*ФРАГМЕНТ ТЕКСТА*

• • • • •

Все это до предела накалило оперативную обстановку в столице. Были разгромлены ряд государственных учреждений республики в столице: некоторые здания прокуратуры, судов, райкомов СЕПГ, отдельных полицейских участков. Как следствие деморализация и бегство отдельных подразделений погранполиции ГДР, несших на «обводе» службу по охране границы с Западным Берлином вместе с нашими батальонами. Все это вынудило командование группы советских войск в Германии объявить о введении военного положения в городе. В Берлин были введены войска, танками перекрыли основные улицы и площади для прекращения доступа погромщиков из Западного Берлина. А ведь до этого наши части были выведены из столицы. К началу путча в Берлине остался только один батальон охраны комендатуры, других войск в столице на этот момент не было.
На этом фоне значительно усложнило условия работы оперсостава дезертирство нашего военнослужащего бегство с поста на Запад советского солдата из состава караула, несшего службу в Западном Берлине Тиргартен по охране памятника «Победы» советским воинам, павшим при штурме рейхстага. Ответственность за происшедшее, естественно, возлагалась на оперсостав отдела. И также предельно жестко стояла задача: выяснить кто и как смог пробраться в ряды лучшего подразделения Берлинского гарнизона. На это событие, в политическом плане, тяжело накладывалось широкое освещение в западных средствах массовой информации самого факта бегства советского солдата с поста у памятника. Максимально подробно были засняты эпизоды его дезертирства (бросил автомат, снял ремень, швырнул фуражку со звездой, слетел сапог снял на ходу и бросил второй). Ясно, что это была хорошо спланированная, заранее подготовленная подрывная пропагандистская акция. По мотивам события был срочно подготовлен сценарий для короткометражного фильма под названием «Побег на свободу» (Flucht in die Freiheit). В этом особенно усердствовала американская пресса и другие западные средства массовой информации.
Вот в такой обстановке мне предстояло начинать свою службу в органах государственной безопасности. Я был включен в группу оперработников по проверке всех обстоятельств измены со стороны «окружения». Изучением этой же ситуации изнутри воинской части занималась другая группа. От нас ждали ответа на вопрос с чем мы имеем дело. Это дезертирство, раздутое до европейского масштаба, или результат целенаправленной подрывной работы разведки противника и, как ее итог, измена Родине советского военнослужащего?

• • • • •

*ЗАДАНИЕ A*
Как назывался короткометражный фильм, сценарий которого, согласно фрагменту текста, срочно подготовили по мотивам побега советского солдата?

• • • • •

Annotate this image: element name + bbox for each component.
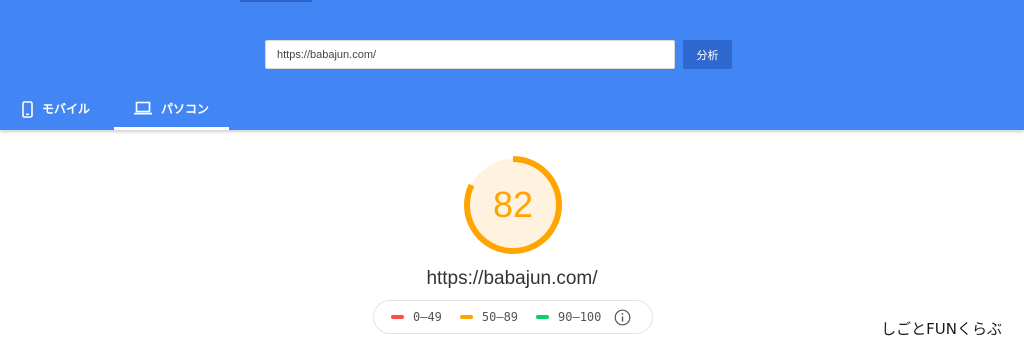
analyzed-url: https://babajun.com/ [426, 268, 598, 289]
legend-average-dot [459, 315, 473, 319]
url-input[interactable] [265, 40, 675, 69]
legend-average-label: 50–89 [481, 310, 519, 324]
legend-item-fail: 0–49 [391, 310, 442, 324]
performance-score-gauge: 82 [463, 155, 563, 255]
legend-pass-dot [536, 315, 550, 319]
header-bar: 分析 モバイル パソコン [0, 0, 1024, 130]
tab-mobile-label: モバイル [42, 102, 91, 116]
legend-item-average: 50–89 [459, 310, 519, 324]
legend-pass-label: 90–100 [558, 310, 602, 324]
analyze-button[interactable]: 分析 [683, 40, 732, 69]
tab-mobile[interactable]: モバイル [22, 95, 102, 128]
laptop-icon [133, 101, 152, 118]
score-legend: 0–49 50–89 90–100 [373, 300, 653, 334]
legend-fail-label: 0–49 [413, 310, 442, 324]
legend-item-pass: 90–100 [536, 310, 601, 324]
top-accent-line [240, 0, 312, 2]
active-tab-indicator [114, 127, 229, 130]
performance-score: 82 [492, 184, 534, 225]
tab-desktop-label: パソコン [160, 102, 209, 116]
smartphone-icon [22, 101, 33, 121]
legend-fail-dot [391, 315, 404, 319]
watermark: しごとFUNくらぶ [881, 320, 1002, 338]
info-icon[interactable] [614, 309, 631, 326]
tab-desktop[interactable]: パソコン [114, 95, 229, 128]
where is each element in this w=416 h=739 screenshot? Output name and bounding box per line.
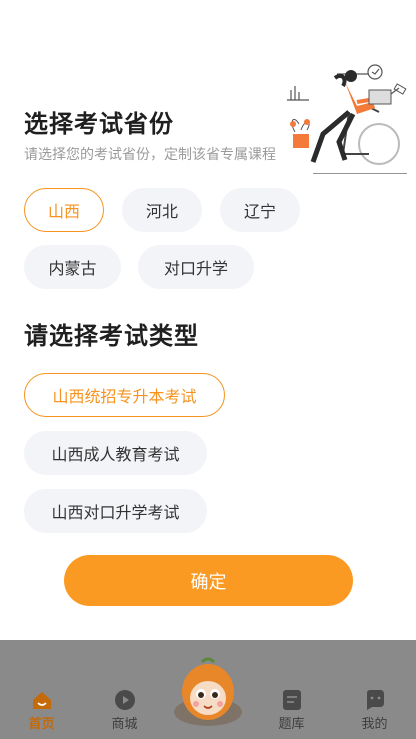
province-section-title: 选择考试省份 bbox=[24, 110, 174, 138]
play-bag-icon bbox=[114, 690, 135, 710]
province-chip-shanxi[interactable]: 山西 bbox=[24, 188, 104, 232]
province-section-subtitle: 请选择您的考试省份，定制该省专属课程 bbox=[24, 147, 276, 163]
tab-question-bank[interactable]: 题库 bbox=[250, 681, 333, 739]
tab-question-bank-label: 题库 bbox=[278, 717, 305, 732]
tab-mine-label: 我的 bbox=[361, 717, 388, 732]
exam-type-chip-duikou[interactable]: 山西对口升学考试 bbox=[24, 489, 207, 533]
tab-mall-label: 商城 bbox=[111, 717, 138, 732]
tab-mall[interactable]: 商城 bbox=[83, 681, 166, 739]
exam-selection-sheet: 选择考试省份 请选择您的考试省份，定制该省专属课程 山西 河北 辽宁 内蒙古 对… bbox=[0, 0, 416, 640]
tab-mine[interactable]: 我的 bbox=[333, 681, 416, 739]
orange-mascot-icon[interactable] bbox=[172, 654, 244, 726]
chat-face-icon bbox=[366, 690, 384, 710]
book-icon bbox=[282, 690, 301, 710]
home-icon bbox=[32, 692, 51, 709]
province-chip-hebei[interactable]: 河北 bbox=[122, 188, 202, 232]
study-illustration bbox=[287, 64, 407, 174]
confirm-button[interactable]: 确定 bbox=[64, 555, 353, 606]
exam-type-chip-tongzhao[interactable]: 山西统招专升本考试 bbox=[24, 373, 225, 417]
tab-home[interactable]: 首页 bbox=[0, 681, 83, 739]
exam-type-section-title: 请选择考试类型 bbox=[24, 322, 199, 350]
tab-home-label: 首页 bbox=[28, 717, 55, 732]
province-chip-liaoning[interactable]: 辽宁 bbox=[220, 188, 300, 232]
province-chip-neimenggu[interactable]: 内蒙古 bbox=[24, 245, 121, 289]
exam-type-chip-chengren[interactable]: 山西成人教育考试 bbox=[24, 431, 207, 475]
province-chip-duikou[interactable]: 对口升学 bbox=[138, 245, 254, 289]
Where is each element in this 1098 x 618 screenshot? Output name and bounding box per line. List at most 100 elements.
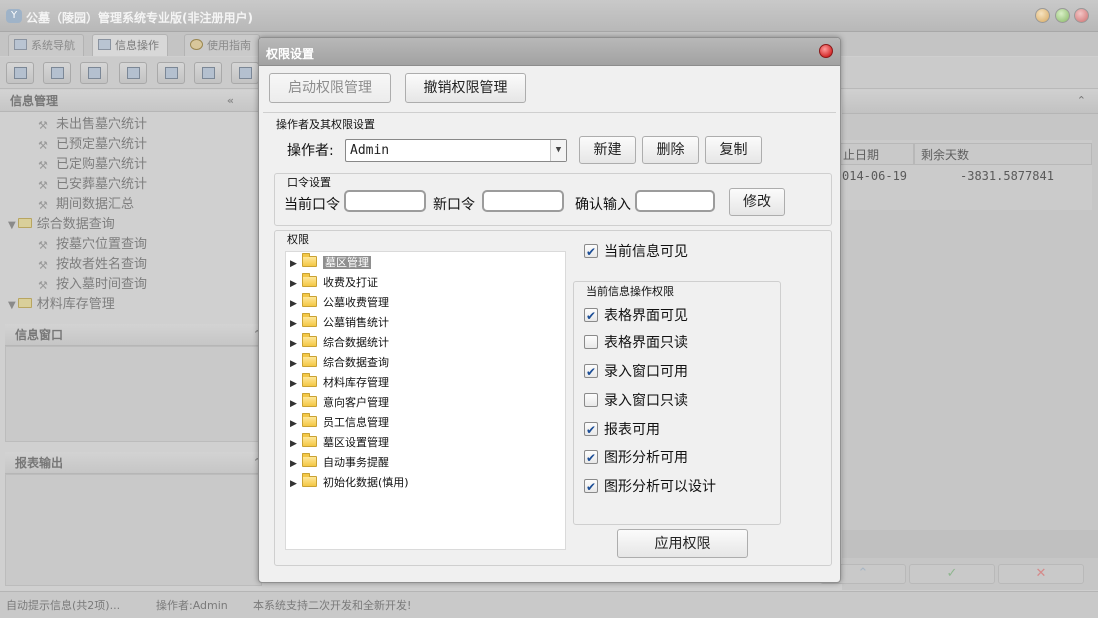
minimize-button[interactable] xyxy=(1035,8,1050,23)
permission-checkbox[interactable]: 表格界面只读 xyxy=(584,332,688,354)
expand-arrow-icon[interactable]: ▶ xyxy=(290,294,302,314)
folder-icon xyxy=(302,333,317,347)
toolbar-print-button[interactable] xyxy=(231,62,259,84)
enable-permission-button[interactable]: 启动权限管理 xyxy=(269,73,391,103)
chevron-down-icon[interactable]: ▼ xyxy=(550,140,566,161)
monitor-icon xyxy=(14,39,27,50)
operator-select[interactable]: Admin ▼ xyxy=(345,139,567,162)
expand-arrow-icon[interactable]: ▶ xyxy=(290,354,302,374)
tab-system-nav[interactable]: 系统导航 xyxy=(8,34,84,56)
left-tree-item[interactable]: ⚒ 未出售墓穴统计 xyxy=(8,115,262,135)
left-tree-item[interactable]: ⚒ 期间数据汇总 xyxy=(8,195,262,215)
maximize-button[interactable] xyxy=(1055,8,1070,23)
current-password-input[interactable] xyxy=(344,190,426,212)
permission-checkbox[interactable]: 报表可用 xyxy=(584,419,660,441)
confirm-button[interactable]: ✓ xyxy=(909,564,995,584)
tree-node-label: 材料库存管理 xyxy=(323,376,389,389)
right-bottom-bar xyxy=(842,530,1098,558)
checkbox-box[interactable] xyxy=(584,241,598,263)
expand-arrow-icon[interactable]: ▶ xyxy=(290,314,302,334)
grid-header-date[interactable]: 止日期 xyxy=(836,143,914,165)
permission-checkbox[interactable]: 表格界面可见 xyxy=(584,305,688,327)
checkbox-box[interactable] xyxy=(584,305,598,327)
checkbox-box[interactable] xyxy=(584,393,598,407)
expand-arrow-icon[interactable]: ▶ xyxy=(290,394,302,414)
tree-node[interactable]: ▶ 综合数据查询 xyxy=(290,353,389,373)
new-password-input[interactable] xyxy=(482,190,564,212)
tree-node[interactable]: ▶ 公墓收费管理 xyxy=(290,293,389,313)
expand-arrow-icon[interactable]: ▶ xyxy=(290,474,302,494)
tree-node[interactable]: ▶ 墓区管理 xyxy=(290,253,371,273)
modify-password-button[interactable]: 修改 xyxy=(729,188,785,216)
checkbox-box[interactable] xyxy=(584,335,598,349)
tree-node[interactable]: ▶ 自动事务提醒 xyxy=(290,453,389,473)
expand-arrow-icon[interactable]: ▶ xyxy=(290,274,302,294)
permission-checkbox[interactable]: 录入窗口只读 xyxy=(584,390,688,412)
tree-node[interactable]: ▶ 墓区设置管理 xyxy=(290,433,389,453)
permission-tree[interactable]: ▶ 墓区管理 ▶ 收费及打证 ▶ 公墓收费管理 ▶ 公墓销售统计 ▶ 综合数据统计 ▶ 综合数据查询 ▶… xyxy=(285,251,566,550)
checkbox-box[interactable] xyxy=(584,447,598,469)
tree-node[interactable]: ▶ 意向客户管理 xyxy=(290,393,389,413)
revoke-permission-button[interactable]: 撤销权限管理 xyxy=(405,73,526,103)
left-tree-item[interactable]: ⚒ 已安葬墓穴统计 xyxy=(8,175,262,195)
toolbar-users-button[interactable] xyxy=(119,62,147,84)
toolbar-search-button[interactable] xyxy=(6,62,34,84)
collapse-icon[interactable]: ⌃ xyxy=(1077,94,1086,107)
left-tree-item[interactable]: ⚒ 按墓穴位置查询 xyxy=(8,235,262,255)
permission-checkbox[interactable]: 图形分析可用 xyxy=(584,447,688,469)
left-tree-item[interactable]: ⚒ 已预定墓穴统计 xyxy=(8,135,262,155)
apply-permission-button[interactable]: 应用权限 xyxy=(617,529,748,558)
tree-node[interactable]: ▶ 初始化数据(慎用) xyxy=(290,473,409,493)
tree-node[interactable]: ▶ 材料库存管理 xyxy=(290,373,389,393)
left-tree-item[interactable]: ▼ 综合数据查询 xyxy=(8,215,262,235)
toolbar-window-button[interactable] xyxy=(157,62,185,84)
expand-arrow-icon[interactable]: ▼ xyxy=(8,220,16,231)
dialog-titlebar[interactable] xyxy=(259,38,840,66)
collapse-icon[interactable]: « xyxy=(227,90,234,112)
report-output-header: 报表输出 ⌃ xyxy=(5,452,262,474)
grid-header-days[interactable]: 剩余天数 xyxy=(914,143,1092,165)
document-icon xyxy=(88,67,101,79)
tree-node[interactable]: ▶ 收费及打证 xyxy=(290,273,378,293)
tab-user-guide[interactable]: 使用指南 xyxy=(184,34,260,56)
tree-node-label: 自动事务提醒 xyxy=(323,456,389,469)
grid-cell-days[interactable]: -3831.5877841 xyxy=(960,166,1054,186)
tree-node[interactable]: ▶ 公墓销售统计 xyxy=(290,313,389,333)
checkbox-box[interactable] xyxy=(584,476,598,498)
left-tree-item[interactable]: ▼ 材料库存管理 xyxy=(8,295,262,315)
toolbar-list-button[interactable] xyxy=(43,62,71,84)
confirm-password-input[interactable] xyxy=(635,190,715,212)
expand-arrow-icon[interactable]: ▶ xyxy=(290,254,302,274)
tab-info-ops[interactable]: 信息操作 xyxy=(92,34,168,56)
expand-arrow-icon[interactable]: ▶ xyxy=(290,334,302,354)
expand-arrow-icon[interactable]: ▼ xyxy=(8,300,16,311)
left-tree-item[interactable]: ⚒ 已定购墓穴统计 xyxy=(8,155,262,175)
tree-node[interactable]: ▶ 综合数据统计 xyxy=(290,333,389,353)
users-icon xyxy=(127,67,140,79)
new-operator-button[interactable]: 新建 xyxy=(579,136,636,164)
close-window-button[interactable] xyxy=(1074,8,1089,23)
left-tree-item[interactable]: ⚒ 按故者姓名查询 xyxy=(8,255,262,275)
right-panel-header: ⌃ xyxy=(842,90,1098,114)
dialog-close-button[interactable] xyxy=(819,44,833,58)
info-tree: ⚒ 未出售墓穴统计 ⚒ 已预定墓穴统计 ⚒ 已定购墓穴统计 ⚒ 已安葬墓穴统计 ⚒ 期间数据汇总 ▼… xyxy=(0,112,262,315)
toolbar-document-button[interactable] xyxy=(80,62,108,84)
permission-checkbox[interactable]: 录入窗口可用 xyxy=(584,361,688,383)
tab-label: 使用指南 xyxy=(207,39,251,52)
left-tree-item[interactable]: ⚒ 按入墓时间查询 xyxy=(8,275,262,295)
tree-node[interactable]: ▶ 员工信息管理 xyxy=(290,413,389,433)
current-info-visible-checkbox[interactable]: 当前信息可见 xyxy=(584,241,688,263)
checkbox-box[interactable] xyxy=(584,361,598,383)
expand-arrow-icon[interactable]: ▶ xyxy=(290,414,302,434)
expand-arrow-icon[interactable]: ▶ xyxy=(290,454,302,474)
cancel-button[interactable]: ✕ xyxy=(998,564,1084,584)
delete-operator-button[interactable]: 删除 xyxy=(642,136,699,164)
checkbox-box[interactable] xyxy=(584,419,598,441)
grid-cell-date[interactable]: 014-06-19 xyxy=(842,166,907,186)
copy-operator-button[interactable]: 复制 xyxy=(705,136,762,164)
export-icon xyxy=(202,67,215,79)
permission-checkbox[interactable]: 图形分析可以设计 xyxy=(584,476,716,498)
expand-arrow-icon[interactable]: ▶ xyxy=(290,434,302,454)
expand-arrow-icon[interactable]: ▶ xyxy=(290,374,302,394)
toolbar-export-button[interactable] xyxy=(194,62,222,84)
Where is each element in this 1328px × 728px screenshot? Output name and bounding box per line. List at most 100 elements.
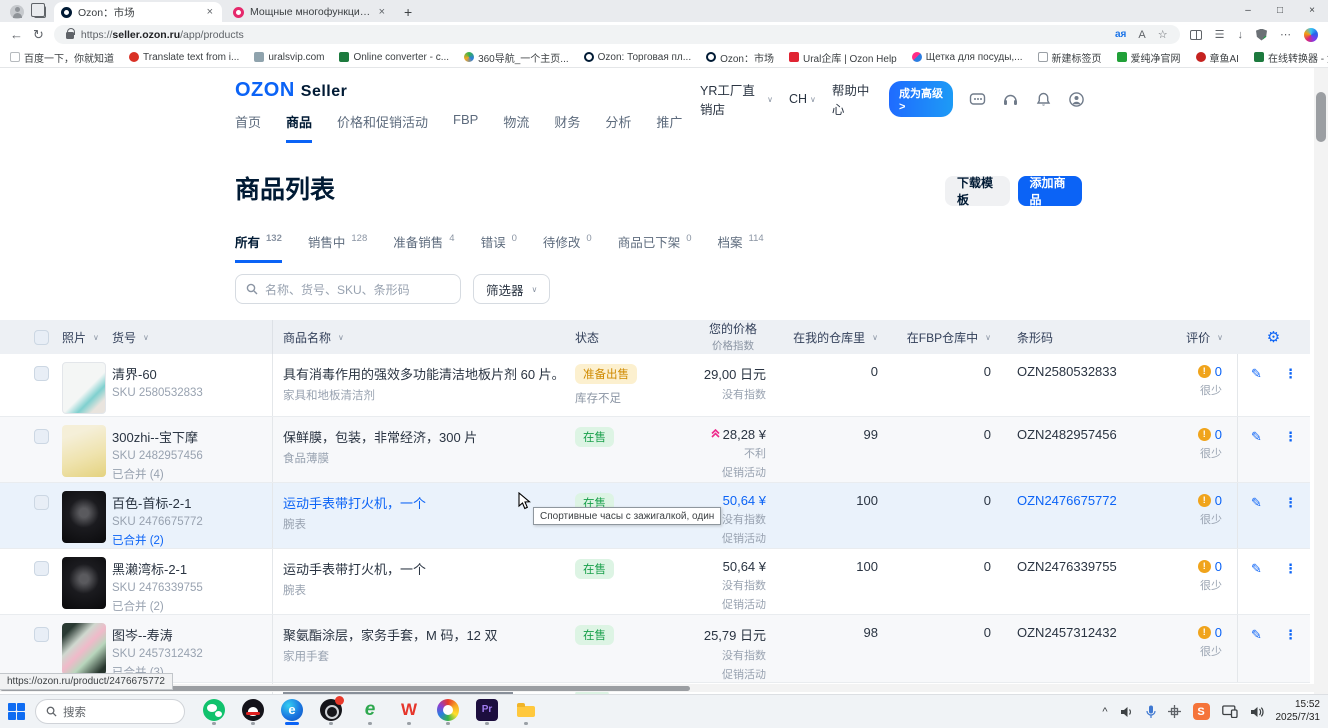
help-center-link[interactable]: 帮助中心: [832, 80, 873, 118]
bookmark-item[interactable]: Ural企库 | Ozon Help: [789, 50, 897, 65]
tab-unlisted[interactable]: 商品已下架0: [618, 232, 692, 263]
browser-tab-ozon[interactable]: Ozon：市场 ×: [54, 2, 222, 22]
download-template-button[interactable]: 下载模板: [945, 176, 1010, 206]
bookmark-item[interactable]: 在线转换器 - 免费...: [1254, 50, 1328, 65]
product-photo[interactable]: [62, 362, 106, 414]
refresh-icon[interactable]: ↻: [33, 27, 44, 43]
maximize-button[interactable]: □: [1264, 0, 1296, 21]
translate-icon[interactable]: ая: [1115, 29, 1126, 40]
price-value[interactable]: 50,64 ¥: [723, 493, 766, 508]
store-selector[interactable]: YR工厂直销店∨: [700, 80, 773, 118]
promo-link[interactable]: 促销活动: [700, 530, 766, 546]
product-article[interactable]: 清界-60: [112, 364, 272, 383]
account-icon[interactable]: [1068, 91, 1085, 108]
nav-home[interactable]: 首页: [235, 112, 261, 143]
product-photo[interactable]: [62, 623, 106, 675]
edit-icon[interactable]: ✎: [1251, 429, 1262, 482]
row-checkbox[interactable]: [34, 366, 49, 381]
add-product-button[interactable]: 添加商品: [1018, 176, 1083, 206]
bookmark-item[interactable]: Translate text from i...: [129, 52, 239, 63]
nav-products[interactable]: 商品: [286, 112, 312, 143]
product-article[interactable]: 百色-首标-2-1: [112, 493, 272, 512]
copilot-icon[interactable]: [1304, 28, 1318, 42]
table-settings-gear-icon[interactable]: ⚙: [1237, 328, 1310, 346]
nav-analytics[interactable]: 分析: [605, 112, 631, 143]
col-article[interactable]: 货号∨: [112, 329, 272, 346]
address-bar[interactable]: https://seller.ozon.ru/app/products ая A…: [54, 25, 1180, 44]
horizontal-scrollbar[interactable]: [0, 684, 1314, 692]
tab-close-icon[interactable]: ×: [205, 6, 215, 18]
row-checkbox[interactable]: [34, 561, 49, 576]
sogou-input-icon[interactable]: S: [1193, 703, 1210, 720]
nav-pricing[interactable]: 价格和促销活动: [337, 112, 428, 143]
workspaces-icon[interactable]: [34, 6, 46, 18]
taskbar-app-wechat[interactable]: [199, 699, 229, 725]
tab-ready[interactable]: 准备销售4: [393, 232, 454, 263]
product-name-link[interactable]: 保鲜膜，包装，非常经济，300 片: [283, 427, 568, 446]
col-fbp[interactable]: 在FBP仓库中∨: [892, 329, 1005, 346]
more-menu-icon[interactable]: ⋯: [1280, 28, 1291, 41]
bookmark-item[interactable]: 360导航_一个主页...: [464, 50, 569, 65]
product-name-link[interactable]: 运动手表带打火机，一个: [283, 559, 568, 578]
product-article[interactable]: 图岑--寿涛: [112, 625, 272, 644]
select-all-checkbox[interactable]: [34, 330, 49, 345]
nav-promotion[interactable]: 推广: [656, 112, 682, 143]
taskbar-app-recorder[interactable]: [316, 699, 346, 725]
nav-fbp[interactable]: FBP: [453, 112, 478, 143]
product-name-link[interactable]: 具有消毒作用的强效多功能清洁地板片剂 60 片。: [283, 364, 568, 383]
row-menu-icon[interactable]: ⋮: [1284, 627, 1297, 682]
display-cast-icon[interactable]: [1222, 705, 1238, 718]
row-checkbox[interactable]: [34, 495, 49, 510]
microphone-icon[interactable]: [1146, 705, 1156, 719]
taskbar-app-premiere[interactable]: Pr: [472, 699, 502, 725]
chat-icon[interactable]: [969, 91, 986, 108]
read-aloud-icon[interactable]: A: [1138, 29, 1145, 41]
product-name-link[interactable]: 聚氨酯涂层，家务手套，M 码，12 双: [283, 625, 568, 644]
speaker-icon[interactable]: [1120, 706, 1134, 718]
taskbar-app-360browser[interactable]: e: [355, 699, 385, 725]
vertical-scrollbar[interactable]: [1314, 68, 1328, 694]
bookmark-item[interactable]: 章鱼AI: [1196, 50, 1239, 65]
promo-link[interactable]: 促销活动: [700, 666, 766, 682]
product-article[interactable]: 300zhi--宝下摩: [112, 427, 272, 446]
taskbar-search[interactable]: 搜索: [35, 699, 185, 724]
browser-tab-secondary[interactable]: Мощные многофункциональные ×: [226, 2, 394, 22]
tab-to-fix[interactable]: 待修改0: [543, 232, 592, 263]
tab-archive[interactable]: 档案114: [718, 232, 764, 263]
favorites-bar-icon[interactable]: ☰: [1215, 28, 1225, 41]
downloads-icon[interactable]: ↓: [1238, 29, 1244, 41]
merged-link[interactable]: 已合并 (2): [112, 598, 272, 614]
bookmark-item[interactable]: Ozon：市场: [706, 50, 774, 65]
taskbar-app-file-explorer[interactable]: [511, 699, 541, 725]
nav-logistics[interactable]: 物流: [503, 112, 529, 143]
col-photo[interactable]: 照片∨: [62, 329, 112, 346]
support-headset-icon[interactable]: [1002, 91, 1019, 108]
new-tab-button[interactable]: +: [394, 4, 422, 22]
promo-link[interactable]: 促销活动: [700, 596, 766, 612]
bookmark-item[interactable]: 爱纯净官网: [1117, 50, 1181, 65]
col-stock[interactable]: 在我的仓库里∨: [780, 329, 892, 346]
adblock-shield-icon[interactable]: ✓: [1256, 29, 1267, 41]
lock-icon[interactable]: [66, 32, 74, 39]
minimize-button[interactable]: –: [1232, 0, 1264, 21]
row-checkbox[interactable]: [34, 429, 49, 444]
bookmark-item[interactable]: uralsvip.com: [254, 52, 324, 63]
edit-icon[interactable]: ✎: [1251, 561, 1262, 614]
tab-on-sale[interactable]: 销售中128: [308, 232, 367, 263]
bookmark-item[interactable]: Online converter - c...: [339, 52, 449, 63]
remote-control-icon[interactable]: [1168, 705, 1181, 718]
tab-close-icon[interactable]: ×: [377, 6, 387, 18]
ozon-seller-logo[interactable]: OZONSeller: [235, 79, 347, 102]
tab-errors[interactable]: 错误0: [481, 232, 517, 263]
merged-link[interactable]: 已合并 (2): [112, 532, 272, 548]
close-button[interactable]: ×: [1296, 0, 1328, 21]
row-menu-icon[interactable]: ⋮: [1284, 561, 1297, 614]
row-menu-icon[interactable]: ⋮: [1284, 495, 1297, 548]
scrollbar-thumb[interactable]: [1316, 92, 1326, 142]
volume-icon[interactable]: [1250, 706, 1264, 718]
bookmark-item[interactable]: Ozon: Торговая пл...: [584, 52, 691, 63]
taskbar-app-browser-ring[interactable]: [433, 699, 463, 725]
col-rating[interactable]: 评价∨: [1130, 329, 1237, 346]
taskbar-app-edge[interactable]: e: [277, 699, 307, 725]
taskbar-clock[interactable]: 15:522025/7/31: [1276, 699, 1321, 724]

• • • • •

*ЗАДАНИЕ B*
Пожалуйста, перепишите дословно строки из записей, начиная со строки, где есть "analyzed-url: https://babajun.com/ [426, 268, 598, 289]", и заканчивая строкой, где есть "tab-mobile[interactable]: モバイル [22, 95, 102, 128]", включая обе эти строки.

*ИТОГОВЫЙ ОТВЕТ A*
«Побег на свободу» (Flucht in die Freiheit).

*ИТОГОВЫЙ ОТВЕТ B*
analyzed-url: https://babajun.com/ [426, 268, 598, 289]
legend-average-dot [459, 315, 473, 319]
url-input[interactable] [265, 40, 675, 69]
legend-average-label: 50–89 [481, 310, 519, 324]
legend-item-fail: 0–49 [391, 310, 442, 324]
performance-score-gauge: 82 [463, 155, 563, 255]
legend-pass-dot [536, 315, 550, 319]
header-bar: 分析 モバイル パソコン [0, 0, 1024, 130]
tab-mobile-label: モバイル [42, 102, 91, 116]
legend-item-average: 50–89 [459, 310, 519, 324]
legend-pass-label: 90–100 [558, 310, 602, 324]
analyze-button[interactable]: 分析 [683, 40, 732, 69]
tab-mobile[interactable]: モバイル [22, 95, 102, 128]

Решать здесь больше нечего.